* _WHAT TO WORK ON_:
List every performer the performance-history text below names for the Quartet's 1973 first recording, with each one's instrument.

* _EXCERPTED TEXT_:
-- START --
Autograph score ([1876])

Printed Editions

 

See the Critical Editions listed below under Notes

 
Performance AND RECORDING history
 

The work – apparently adapted for the unusual combination of piano, two violins and viola – probably had its first performance in Iglau (Jihlava) on  12 September 1876, along with a quartet for the same combination, by Rudolf Krzyzanowsky.  Mahler's Quartet, in its original instrumentation, was given a second performance on 10 March 1932, as the second item in a radio programme, Kuriositäten-Kabinett II, broadcast at 21:45 by Südwestdeutsche Rundfunk. The performers were members of the Amar Quartet – Licco Amar or Walter Caspar (vn), Erich Kraack (vla), Maurits Frank (vcl) – and Erich Itor Kahn (pf). The work was not heard again until 12 February 1964 when it was performed by members of the Galimir Quartet, with Peter Serkin, at an event organised by the International Society for Contemporary Music, United States Section Inc., at Philharmonic Hall, New York (see NAMR 66, 42–49). The work was first recorded in 1973, by the Amsterdam Concertgebouw Piano Quartet (Nobuyuki Shioda (vn), Klaas Boon (vla), Saskia Boon (vcl), Ina Overkamp (pf) on a 45 rpm disc that was distributed to the Stichting Donateurs van het Concertgebouw that year. For details of this and subsequent commercial recordings, see PFMD2, 335–7; 564 (timings).
-- END --
* _PROVIDED MATERIAL_:
-- START --
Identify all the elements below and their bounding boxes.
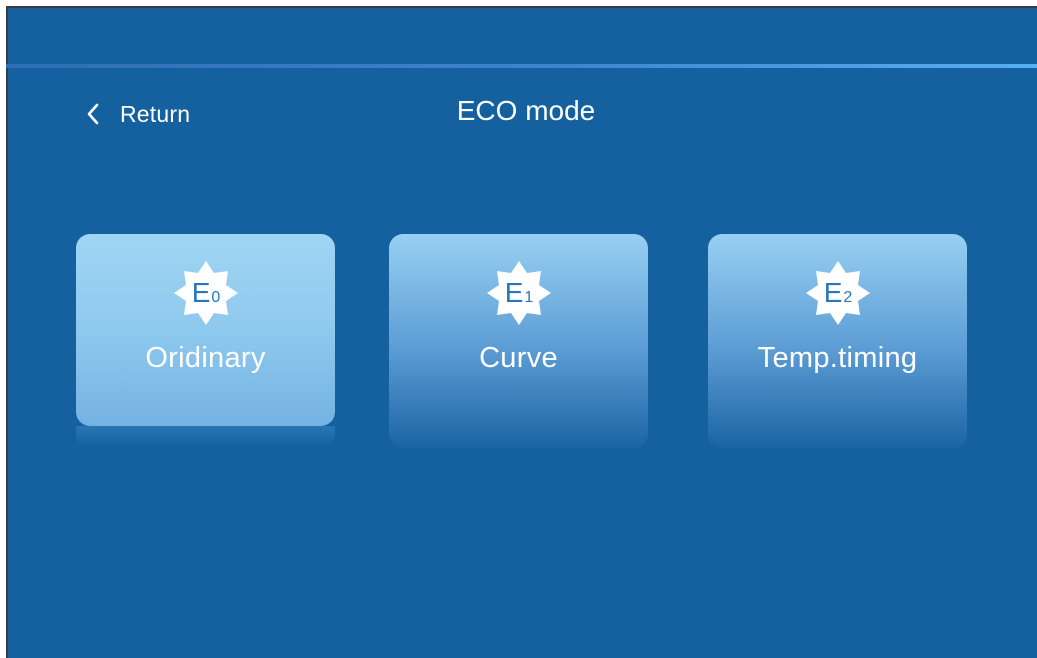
-- END --
* _FULL RESPONSE_:
Nobuyuki Shioda, violin
Klaas Boon, viola
Saskia Boon, cello
Ina Overkamp, piano